SET PROBLEM:
Collect all lines from the records below that include the word "dive".

RECORDS SHOWN:
········
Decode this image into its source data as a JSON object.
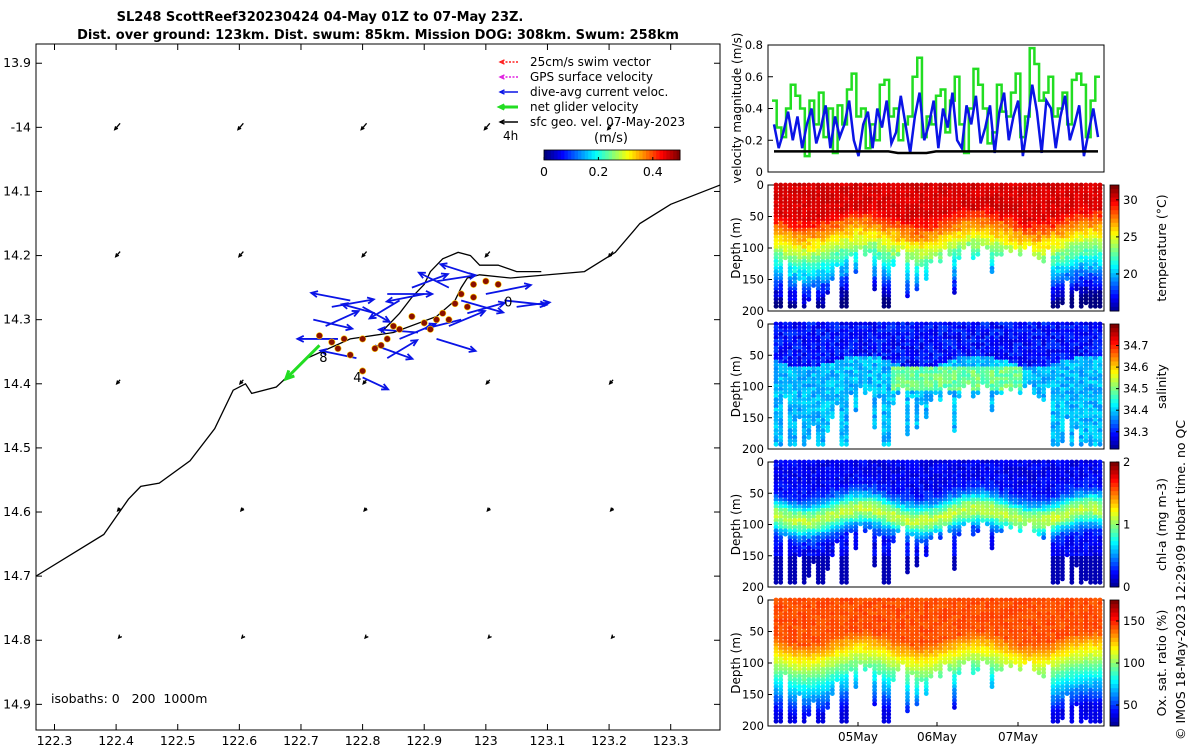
{
  "title": {
    "line1": "SL248 ScottReef320230424 04-May 01Z to 07-May 23Z.",
    "line2": "Dist. over ground: 123km. Dist. swum: 85km. Mission DOG: 308km. Swum: 258km"
  },
  "credit": "© IMOS 18-May-2023 12:29:09 Hobart time. no QC",
  "colors": {
    "swim": "#ff2020",
    "gps": "#e020e0",
    "current": "#0a14e6",
    "net": "#22dd22",
    "sfc": "#000000",
    "coast": "#000000"
  },
  "chart_data": [
    {
      "type": "map",
      "title": "SL248 ScottReef320230424 track map",
      "xlim": [
        122.27,
        123.38
      ],
      "ylim": [
        -14.94,
        -13.87
      ],
      "xticks": [
        122.3,
        122.4,
        122.5,
        122.6,
        122.7,
        122.8,
        122.9,
        123.0,
        123.1,
        123.2,
        123.3
      ],
      "xtick_labels": [
        "122.3",
        "122.4",
        "122.5",
        "122.6",
        "122.7",
        "122.8",
        "122.9",
        "123",
        "123.1",
        "123.2",
        "123.3"
      ],
      "yticks": [
        -13.9,
        -14.0,
        -14.1,
        -14.2,
        -14.3,
        -14.4,
        -14.5,
        -14.6,
        -14.7,
        -14.8,
        -14.9
      ],
      "ytick_labels": [
        "13.9",
        "-14",
        "14.1",
        "14.2",
        "14.3",
        "14.4",
        "14.5",
        "14.6",
        "14.7",
        "14.8",
        "14.9"
      ],
      "legend": [
        {
          "label": "25cm/s swim vector",
          "color": "#ff2020",
          "dashed": true
        },
        {
          "label": "GPS surface velocity",
          "color": "#e020e0",
          "dashed": true
        },
        {
          "label": "dive-avg current veloc.",
          "color": "#0a14e6",
          "dashed": false
        },
        {
          "label": "net glider velocity",
          "color": "#22dd22",
          "dashed": false
        },
        {
          "label": "sfc geo. vel. 07-May-2023",
          "color": "#000000",
          "dashed": false
        }
      ],
      "legend_note": "4h",
      "colorbar": {
        "label": "(m/s)",
        "ticks": [
          "0",
          "0.2",
          "0.4"
        ],
        "range": [
          0,
          0.5
        ]
      },
      "isobaths_label": "isobaths: 0   200  1000m",
      "track_labels": [
        "8",
        "4",
        "0"
      ],
      "coastline": [
        [
          122.27,
          -14.7
        ],
        [
          122.38,
          -14.635
        ],
        [
          122.42,
          -14.58
        ],
        [
          122.44,
          -14.56
        ],
        [
          122.47,
          -14.555
        ],
        [
          122.52,
          -14.52
        ],
        [
          122.56,
          -14.47
        ],
        [
          122.59,
          -14.41
        ],
        [
          122.61,
          -14.4
        ],
        [
          122.62,
          -14.415
        ],
        [
          122.66,
          -14.405
        ],
        [
          122.71,
          -14.36
        ],
        [
          122.78,
          -14.33
        ],
        [
          122.85,
          -14.32
        ],
        [
          122.92,
          -14.295
        ],
        [
          122.95,
          -14.27
        ],
        [
          122.96,
          -14.25
        ],
        [
          122.97,
          -14.235
        ],
        [
          122.99,
          -14.23
        ],
        [
          123.04,
          -14.235
        ],
        [
          123.16,
          -14.225
        ],
        [
          123.21,
          -14.195
        ],
        [
          123.25,
          -14.15
        ],
        [
          123.3,
          -14.12
        ],
        [
          123.38,
          -14.09
        ]
      ],
      "coastline_island": [
        [
          122.83,
          -14.32
        ],
        [
          122.86,
          -14.29
        ],
        [
          122.88,
          -14.265
        ],
        [
          122.9,
          -14.245
        ],
        [
          122.91,
          -14.225
        ],
        [
          122.93,
          -14.205
        ],
        [
          122.955,
          -14.195
        ],
        [
          122.975,
          -14.2
        ],
        [
          122.99,
          -14.215
        ],
        [
          123.02,
          -14.215
        ],
        [
          123.05,
          -14.225
        ],
        [
          123.09,
          -14.225
        ]
      ],
      "track_points": [
        [
          122.8,
          -14.38
        ],
        [
          122.78,
          -14.355
        ],
        [
          122.76,
          -14.345
        ],
        [
          122.73,
          -14.325
        ],
        [
          122.75,
          -14.335
        ],
        [
          122.77,
          -14.33
        ],
        [
          122.8,
          -14.33
        ],
        [
          122.82,
          -14.345
        ],
        [
          122.83,
          -14.34
        ],
        [
          122.84,
          -14.33
        ],
        [
          122.85,
          -14.31
        ],
        [
          122.88,
          -14.295
        ],
        [
          122.9,
          -14.305
        ],
        [
          122.92,
          -14.3
        ],
        [
          122.93,
          -14.29
        ],
        [
          122.95,
          -14.275
        ],
        [
          122.97,
          -14.28
        ],
        [
          122.98,
          -14.265
        ],
        [
          122.96,
          -14.26
        ],
        [
          122.98,
          -14.245
        ],
        [
          123.0,
          -14.24
        ],
        [
          123.02,
          -14.245
        ],
        [
          122.94,
          -14.3
        ],
        [
          122.91,
          -14.315
        ],
        [
          122.86,
          -14.315
        ]
      ],
      "current_vectors": [
        [
          122.72,
          -14.3,
          0.26,
          -0.06
        ],
        [
          122.74,
          -14.31,
          0.22,
          0.1
        ],
        [
          122.75,
          -14.28,
          0.28,
          0.05
        ],
        [
          122.78,
          -14.27,
          -0.26,
          0.05
        ],
        [
          122.8,
          -14.28,
          0.18,
          -0.1
        ],
        [
          122.82,
          -14.29,
          -0.22,
          0.06
        ],
        [
          122.84,
          -14.26,
          0.3,
          0.0
        ],
        [
          122.86,
          -14.27,
          -0.2,
          -0.12
        ],
        [
          122.88,
          -14.25,
          0.24,
          0.09
        ],
        [
          122.9,
          -14.26,
          -0.25,
          -0.05
        ],
        [
          122.92,
          -14.24,
          0.26,
          0.04
        ],
        [
          122.94,
          -14.25,
          -0.2,
          0.1
        ],
        [
          122.96,
          -14.27,
          0.28,
          -0.08
        ],
        [
          122.98,
          -14.23,
          -0.22,
          0.07
        ],
        [
          123.0,
          -14.26,
          0.3,
          0.06
        ],
        [
          123.03,
          -14.27,
          0.28,
          -0.03
        ],
        [
          123.05,
          -14.28,
          0.22,
          0.03
        ],
        [
          122.82,
          -14.34,
          0.25,
          -0.09
        ],
        [
          122.79,
          -14.36,
          -0.24,
          0.05
        ],
        [
          122.84,
          -14.36,
          0.2,
          0.12
        ],
        [
          122.76,
          -14.33,
          -0.27,
          0.0
        ],
        [
          122.86,
          -14.33,
          0.24,
          0.1
        ],
        [
          122.89,
          -14.32,
          -0.26,
          0.02
        ],
        [
          122.92,
          -14.33,
          0.26,
          -0.08
        ],
        [
          122.94,
          -14.31,
          0.24,
          0.1
        ],
        [
          122.96,
          -14.3,
          -0.24,
          -0.06
        ],
        [
          122.97,
          -14.29,
          0.25,
          0.07
        ],
        [
          122.8,
          -14.39,
          0.17,
          -0.08
        ]
      ],
      "net_vector": [
        122.73,
        -14.34,
        -0.12,
        -0.12
      ],
      "geo_vel_grid_x": [
        122.4,
        122.6,
        122.8,
        123.0,
        123.2
      ],
      "geo_vel_grid_y": [
        -14.0,
        -14.2,
        -14.4,
        -14.6,
        -14.8
      ],
      "geo_vel_vector": [
        -0.06,
        -0.07
      ]
    },
    {
      "type": "line",
      "ylabel": "velocity magnitude (m/s)",
      "ylim": [
        0,
        0.8
      ],
      "yticks": [
        "0",
        "0.2",
        "0.4",
        "0.6",
        "0.8"
      ],
      "x_range_days": [
        4.04,
        7.96
      ],
      "series": [
        {
          "name": "net glider velocity",
          "color": "#22dd22",
          "values": [
            0.45,
            0.28,
            0.22,
            0.4,
            0.55,
            0.48,
            0.4,
            0.1,
            0.45,
            0.3,
            0.5,
            0.22,
            0.4,
            0.12,
            0.42,
            0.3,
            0.52,
            0.62,
            0.35,
            0.4,
            0.15,
            0.3,
            0.2,
            0.55,
            0.58,
            0.35,
            0.4,
            0.2,
            0.3,
            0.35,
            0.6,
            0.72,
            0.22,
            0.35,
            0.3,
            0.48,
            0.52,
            0.25,
            0.45,
            0.6,
            0.3,
            0.12,
            0.4,
            0.65,
            0.55,
            0.4,
            0.18,
            0.25,
            0.55,
            0.38,
            0.35,
            0.5,
            0.62,
            0.22,
            0.35,
            0.78,
            0.68,
            0.45,
            0.5,
            0.6,
            0.35,
            0.4,
            0.5,
            0.3,
            0.58,
            0.62,
            0.55,
            0.22,
            0.45,
            0.6
          ]
        },
        {
          "name": "dive-avg current",
          "color": "#0a14e6",
          "values": [
            0.3,
            0.15,
            0.25,
            0.38,
            0.2,
            0.35,
            0.15,
            0.3,
            0.4,
            0.18,
            0.28,
            0.42,
            0.15,
            0.35,
            0.22,
            0.3,
            0.45,
            0.2,
            0.1,
            0.3,
            0.38,
            0.15,
            0.4,
            0.28,
            0.45,
            0.18,
            0.25,
            0.48,
            0.3,
            0.12,
            0.35,
            0.5,
            0.2,
            0.3,
            0.45,
            0.15,
            0.4,
            0.28,
            0.5,
            0.2,
            0.15,
            0.42,
            0.3,
            0.48,
            0.18,
            0.28,
            0.42,
            0.12,
            0.38,
            0.5,
            0.2,
            0.35,
            0.45,
            0.1,
            0.3,
            0.55,
            0.38,
            0.12,
            0.45,
            0.4,
            0.15,
            0.35,
            0.48,
            0.2,
            0.3,
            0.42,
            0.1,
            0.25,
            0.4,
            0.22
          ]
        },
        {
          "name": "sfc geo. vel.",
          "color": "#000000",
          "values": [
            0.13,
            0.13,
            0.13,
            0.13,
            0.13,
            0.13,
            0.13,
            0.13,
            0.13,
            0.13,
            0.13,
            0.13,
            0.13,
            0.12,
            0.12,
            0.12,
            0.12,
            0.13,
            0.13,
            0.13,
            0.13,
            0.13,
            0.13,
            0.13,
            0.13,
            0.13,
            0.13,
            0.13,
            0.13,
            0.13,
            0.13,
            0.13,
            0.13,
            0.13,
            0.13
          ]
        }
      ]
    },
    {
      "type": "scatter",
      "ylabel": "Depth (m)",
      "cblabel": "temperature (°C)",
      "clim": [
        15,
        32
      ],
      "cticks": [
        "20",
        "25",
        "30"
      ],
      "ylim": [
        0,
        200
      ],
      "yticks": [
        "0",
        "50",
        "100",
        "150",
        "200"
      ],
      "colormap": "jet"
    },
    {
      "type": "scatter",
      "ylabel": "Depth (m)",
      "cblabel": "salinity",
      "clim": [
        34.22,
        34.8
      ],
      "cticks": [
        "34.3",
        "34.4",
        "34.5",
        "34.6",
        "34.7"
      ],
      "ylim": [
        0,
        200
      ],
      "yticks": [
        "0",
        "50",
        "100",
        "150",
        "200"
      ],
      "colormap": "jet"
    },
    {
      "type": "scatter",
      "ylabel": "Depth (m)",
      "cblabel": "chl-a (mg m-3)",
      "clim": [
        0,
        2
      ],
      "cticks": [
        "0",
        "1",
        "2"
      ],
      "ylim": [
        0,
        200
      ],
      "yticks": [
        "0",
        "50",
        "100",
        "150",
        "200"
      ],
      "colormap": "jet"
    },
    {
      "type": "scatter",
      "ylabel": "Depth (m)",
      "cblabel": "Ox. sat. ratio (%)",
      "clim": [
        25,
        175
      ],
      "cticks": [
        "50",
        "100",
        "150"
      ],
      "ylim": [
        0,
        200
      ],
      "yticks": [
        "0",
        "50",
        "100",
        "150",
        "200"
      ],
      "xticks": [
        "05May",
        "06May",
        "07May"
      ],
      "colormap": "jet"
    }
  ]
}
········
THE SOLUTION:
          "label": "dive-avg current veloc.",
          "name": "dive-avg current",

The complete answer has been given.